** Written instruction **
Format the lines of the records from the line with "section-number: 1: [80, 216, 89, 231]" up to and including the line with "317, 598, 331]" as a JSON list of strings, one string per line, leaving out blank lines.

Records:

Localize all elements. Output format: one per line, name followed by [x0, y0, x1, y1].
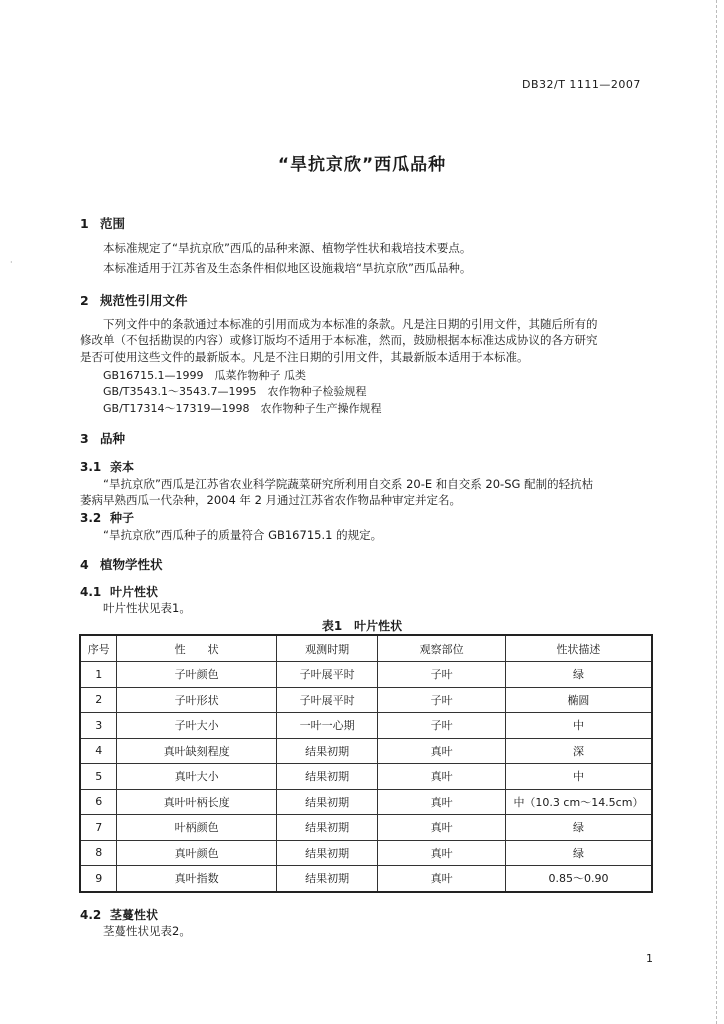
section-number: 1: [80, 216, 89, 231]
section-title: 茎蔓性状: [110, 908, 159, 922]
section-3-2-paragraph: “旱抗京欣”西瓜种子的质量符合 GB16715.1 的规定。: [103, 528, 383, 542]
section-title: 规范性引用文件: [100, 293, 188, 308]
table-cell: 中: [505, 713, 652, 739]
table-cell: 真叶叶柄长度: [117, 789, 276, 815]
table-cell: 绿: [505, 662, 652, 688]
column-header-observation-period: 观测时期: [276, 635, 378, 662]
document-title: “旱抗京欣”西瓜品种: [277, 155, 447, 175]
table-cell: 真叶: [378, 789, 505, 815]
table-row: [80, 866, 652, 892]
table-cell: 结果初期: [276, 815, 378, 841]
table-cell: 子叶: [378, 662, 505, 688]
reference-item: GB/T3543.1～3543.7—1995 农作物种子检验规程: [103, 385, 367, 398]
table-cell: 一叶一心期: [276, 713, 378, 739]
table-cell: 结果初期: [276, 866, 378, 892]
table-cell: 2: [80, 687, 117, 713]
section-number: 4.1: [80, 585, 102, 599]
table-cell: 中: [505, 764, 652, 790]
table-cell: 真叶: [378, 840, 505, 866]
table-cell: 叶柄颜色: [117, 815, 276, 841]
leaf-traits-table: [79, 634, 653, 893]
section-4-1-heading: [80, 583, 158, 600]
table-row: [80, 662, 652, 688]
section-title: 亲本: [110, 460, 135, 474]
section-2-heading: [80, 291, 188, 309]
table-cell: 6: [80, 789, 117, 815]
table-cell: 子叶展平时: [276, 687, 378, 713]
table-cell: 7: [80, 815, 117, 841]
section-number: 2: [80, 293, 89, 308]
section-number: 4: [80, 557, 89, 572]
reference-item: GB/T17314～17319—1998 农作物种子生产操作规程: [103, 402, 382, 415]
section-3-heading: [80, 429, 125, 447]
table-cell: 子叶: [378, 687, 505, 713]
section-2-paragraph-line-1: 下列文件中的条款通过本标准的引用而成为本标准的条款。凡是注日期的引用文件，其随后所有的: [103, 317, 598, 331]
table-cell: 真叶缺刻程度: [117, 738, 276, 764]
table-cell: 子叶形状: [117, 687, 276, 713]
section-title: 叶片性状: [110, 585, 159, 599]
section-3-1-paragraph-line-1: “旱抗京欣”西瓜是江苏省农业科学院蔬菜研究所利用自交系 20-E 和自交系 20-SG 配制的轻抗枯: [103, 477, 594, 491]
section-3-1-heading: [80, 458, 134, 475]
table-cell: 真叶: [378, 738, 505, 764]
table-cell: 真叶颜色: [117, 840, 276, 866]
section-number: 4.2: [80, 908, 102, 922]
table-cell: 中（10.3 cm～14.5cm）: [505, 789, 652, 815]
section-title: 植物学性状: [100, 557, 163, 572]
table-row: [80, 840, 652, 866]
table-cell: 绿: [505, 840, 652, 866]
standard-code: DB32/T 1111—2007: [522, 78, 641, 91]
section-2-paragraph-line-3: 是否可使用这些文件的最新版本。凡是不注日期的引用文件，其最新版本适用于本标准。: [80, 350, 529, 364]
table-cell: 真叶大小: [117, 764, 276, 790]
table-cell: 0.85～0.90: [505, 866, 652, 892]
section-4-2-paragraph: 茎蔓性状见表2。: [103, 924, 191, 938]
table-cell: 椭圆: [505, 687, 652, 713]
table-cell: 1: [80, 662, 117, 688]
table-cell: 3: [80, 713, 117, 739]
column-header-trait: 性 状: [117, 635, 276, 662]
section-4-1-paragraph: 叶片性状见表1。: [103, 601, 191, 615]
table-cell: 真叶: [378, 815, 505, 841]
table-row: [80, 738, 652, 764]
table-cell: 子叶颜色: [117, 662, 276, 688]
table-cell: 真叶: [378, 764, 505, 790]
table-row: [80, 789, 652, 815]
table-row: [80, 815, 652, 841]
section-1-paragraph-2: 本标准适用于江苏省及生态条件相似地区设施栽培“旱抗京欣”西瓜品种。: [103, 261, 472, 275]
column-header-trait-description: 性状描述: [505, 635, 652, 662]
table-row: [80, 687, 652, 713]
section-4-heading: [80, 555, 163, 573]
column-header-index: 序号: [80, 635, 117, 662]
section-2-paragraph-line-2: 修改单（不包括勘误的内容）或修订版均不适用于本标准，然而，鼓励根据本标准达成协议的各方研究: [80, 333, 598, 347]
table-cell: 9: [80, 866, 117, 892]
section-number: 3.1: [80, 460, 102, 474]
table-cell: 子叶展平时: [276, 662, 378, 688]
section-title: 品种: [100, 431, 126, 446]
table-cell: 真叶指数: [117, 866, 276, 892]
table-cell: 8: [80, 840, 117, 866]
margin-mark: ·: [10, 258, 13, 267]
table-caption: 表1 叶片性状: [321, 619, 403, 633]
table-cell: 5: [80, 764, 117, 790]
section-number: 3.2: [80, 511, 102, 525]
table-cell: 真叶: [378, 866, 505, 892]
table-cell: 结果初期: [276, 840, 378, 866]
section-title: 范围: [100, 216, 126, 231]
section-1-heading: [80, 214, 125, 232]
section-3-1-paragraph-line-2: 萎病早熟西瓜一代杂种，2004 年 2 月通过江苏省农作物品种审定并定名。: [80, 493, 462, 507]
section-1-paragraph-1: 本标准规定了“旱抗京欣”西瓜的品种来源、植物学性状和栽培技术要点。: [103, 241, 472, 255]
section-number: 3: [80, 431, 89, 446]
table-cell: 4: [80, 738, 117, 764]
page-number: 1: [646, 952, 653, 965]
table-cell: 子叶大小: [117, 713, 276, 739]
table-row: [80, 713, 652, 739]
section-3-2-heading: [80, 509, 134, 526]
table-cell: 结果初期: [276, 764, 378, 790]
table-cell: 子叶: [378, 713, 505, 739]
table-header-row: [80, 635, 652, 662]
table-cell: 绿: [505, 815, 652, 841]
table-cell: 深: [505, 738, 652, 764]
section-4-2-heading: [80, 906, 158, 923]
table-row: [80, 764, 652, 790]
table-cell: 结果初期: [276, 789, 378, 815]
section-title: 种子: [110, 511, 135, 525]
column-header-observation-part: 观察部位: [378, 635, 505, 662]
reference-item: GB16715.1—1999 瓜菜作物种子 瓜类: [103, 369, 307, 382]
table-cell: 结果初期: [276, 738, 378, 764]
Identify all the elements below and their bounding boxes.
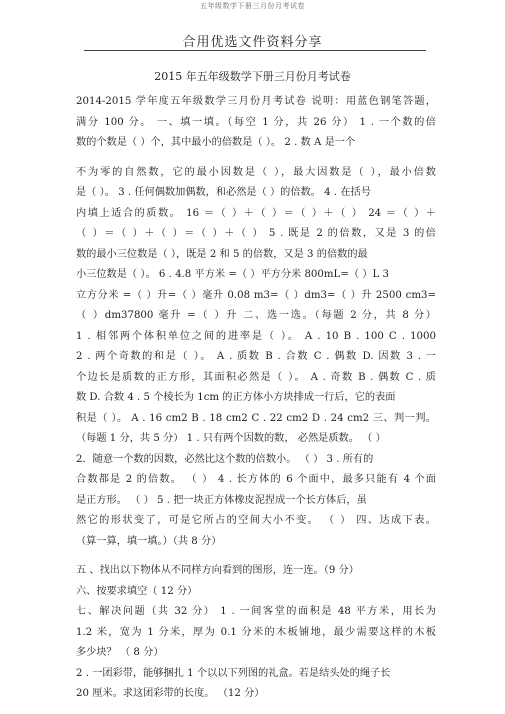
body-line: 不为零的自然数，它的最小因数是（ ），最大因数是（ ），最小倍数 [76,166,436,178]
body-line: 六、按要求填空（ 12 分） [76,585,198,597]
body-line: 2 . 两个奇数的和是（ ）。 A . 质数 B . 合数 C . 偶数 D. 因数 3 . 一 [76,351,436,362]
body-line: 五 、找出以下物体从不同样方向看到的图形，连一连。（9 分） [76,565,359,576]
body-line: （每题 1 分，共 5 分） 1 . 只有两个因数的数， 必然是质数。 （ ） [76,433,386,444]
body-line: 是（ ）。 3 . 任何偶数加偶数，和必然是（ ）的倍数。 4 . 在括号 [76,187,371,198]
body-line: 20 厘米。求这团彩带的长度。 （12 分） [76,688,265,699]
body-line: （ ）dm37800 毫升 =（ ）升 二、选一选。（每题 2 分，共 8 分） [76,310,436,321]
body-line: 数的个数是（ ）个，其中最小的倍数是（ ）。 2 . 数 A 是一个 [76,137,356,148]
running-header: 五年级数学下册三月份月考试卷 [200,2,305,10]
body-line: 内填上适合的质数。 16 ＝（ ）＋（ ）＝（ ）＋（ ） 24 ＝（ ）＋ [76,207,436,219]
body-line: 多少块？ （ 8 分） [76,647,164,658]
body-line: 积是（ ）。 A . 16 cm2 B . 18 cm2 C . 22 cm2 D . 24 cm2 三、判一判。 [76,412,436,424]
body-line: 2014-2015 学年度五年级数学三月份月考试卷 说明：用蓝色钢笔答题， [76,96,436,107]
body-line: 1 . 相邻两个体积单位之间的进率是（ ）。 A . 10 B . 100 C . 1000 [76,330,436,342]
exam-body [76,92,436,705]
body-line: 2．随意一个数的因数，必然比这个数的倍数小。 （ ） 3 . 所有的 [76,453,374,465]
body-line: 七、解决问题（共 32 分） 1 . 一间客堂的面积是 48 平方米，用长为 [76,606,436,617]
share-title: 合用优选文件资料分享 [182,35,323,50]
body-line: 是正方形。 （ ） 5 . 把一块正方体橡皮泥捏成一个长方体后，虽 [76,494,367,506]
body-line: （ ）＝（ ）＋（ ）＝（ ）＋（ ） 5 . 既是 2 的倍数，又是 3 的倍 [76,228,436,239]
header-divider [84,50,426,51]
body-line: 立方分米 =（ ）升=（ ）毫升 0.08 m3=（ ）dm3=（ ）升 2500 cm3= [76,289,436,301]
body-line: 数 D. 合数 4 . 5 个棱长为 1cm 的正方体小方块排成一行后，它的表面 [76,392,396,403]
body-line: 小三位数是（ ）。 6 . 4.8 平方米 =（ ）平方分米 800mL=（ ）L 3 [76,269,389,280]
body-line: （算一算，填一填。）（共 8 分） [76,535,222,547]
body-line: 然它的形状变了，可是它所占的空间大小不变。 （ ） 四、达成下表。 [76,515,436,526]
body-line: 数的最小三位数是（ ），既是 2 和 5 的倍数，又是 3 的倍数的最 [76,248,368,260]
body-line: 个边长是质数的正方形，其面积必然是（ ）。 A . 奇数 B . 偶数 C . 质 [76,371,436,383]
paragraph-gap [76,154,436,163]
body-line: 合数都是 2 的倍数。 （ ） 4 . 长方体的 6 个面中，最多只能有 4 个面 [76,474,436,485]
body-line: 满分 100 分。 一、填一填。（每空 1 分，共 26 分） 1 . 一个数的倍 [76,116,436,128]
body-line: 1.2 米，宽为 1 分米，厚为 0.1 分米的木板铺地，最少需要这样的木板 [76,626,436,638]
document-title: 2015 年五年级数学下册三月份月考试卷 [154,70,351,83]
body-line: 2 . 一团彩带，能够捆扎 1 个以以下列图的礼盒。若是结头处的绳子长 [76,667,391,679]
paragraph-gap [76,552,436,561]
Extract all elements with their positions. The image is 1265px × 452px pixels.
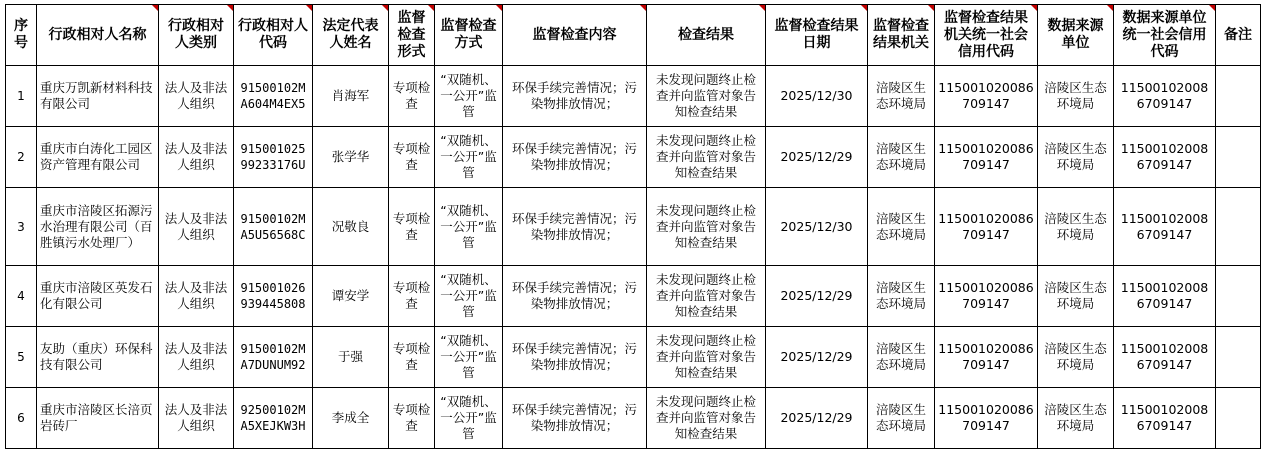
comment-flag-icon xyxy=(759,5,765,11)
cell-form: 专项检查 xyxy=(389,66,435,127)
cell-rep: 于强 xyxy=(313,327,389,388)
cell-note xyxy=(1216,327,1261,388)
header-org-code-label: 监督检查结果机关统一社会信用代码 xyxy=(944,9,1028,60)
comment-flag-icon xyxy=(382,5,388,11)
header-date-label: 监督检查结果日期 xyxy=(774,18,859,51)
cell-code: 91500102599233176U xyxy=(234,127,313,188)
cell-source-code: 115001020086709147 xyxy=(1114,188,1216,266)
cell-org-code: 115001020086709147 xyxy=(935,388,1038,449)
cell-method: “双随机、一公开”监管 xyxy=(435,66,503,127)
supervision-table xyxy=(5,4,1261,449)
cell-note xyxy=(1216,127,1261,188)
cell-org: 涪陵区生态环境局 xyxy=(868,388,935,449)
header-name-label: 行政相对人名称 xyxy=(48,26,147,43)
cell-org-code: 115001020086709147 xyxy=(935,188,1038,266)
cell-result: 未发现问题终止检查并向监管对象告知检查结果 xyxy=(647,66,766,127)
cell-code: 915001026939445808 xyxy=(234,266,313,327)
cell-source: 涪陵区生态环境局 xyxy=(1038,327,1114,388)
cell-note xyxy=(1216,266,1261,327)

** Task solution **
[
  "section-number: 1: [80, 216, 89, 231]",
  "section-title: 茎蔓性状: [110, 908, 159, 922]",
  "section-3-2-paragraph: “旱抗京欣”西瓜种子的质量符合 GB16715.1 的规定。: [103, 528, 383, 542]",
  "section-title: 规范性引用文件: [100, 293, 188, 308]",
  "table-cell: 中: [505, 713, 652, 739]",
  "table-cell: 真叶叶柄长度: [117, 789, 276, 815]",
  "table-cell: 绿: [505, 662, 652, 688]",
  "column-header-observation-period: 观测时期: [276, 635, 378, 662]",
  "document-title: “旱抗京欣”西瓜品种: [277, 155, 447, 175]",
  "table-cell: 真叶: [378, 789, 505, 815]",
  "table-row: [80, 866, 652, 892]",
  "table-cell: 结果初期: [276, 815, 378, 841]",
  "table-cell: 子叶: [378, 662, 505, 688]",
  "reference-item: GB/T3543.1～3543.7—1995 农作物种子检验规程: [103, 385, 367, 398]",
  "table-cell: 一叶一心期: [276, 713, 378, 739]",
  "table-cell: 结果初期: [276, 866, 378, 892]",
  "table-cell: 2: [80, 687, 117, 713]",
  "section-number: 4.1: [80, 585, 102, 599]",
  "table-cell: 中: [505, 764, 652, 790]",
  "table-cell: 真叶: [378, 840, 505, 866]",
  "table-cell: 叶柄颜色: [117, 815, 276, 841]",
  "leaf-traits-table: [79, 634, 653, 893]",
  "section-4-1-heading: [80, 583, 158, 600]",
  "table-row: [80, 662, 652, 688]",
  "section-title: 亲本: [110, 460, 135, 474]",
  "section-2-heading: [80, 291, 188, 309]",
  "table-cell: 6: [80, 789, 117, 815]",
  "table-cell: 子叶展平时: [276, 687, 378, 713]",
  "table-cell: 7: [80, 815, 117, 841]",
  "section-number: 2: [80, 293, 89, 308]",
  "section-number: 4: [80, 557, 89, 572]",
  "reference-item: GB/T17314～17319—1998 农作物种子生产操作规程: [103, 402, 382, 415]",
  "section-3-heading: [80, 429, 125, 447]",
  "table-cell: 子叶: [378, 687, 505, 713]",
  "section-2-paragraph-line-1: 下列文件中的条款通过本标准的引用而成为本标准的条款。凡是注日期的引用文件，其随后所有的: [103, 317, 598, 331]"
]